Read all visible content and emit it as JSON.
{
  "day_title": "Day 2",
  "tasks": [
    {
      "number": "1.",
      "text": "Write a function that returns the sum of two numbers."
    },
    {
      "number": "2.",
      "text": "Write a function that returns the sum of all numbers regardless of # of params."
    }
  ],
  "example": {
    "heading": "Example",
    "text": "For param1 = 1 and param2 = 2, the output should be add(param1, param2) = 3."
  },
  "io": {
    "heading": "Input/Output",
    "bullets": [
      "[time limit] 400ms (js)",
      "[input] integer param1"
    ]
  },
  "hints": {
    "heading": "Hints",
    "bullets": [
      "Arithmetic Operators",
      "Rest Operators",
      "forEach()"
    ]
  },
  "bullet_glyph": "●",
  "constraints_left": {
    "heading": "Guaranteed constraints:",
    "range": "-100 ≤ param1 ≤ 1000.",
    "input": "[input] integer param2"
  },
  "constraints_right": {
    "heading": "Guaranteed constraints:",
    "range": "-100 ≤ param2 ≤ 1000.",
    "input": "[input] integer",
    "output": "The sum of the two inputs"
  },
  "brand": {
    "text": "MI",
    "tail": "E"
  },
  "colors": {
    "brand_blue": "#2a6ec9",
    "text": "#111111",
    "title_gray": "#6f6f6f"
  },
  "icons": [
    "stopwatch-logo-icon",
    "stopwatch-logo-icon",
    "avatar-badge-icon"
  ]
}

-- -- --

Make an exact copy of the data above.

Read all visible content and emit it as JSON.
{
  "day_title": "Day 2",
  "tasks": [
    {
      "number": "1.",
      "text": "Write a function that returns the sum of two numbers."
    },
    {
      "number": "2.",
      "text": "Write a function that returns the sum of all numbers regardless of # of params."
    }
  ],
  "example": {
    "heading": "Example",
    "text": "For param1 = 1 and param2 = 2, the output should be add(param1, param2) = 3."
  },
  "io": {
    "heading": "Input/Output",
    "bullets": [
      "[time limit] 400ms (js)",
      "[input] integer param1"
    ]
  },
  "hints": {
    "heading": "Hints",
    "bullets": [
      "Arithmetic Operators",
      "Rest Operators",
      "forEach()"
    ]
  },
  "bullet_glyph": "●",
  "constraints_left": {
    "heading": "Guaranteed constraints:",
    "range": "-100 ≤ param1 ≤ 1000.",
    "input": "[input] integer param2"
  },
  "constraints_right": {
    "heading": "Guaranteed constraints:",
    "range": "-100 ≤ param2 ≤ 1000.",
    "input": "[input] integer",
    "output": "The sum of the two inputs"
  },
  "brand": {
    "text": "MI",
    "tail": "E"
  },
  "colors": {
    "brand_blue": "#2a6ec9",
    "text": "#111111",
    "title_gray": "#6f6f6f"
  },
  "icons": [
    "stopwatch-logo-icon",
    "stopwatch-logo-icon",
    "avatar-badge-icon"
  ]
}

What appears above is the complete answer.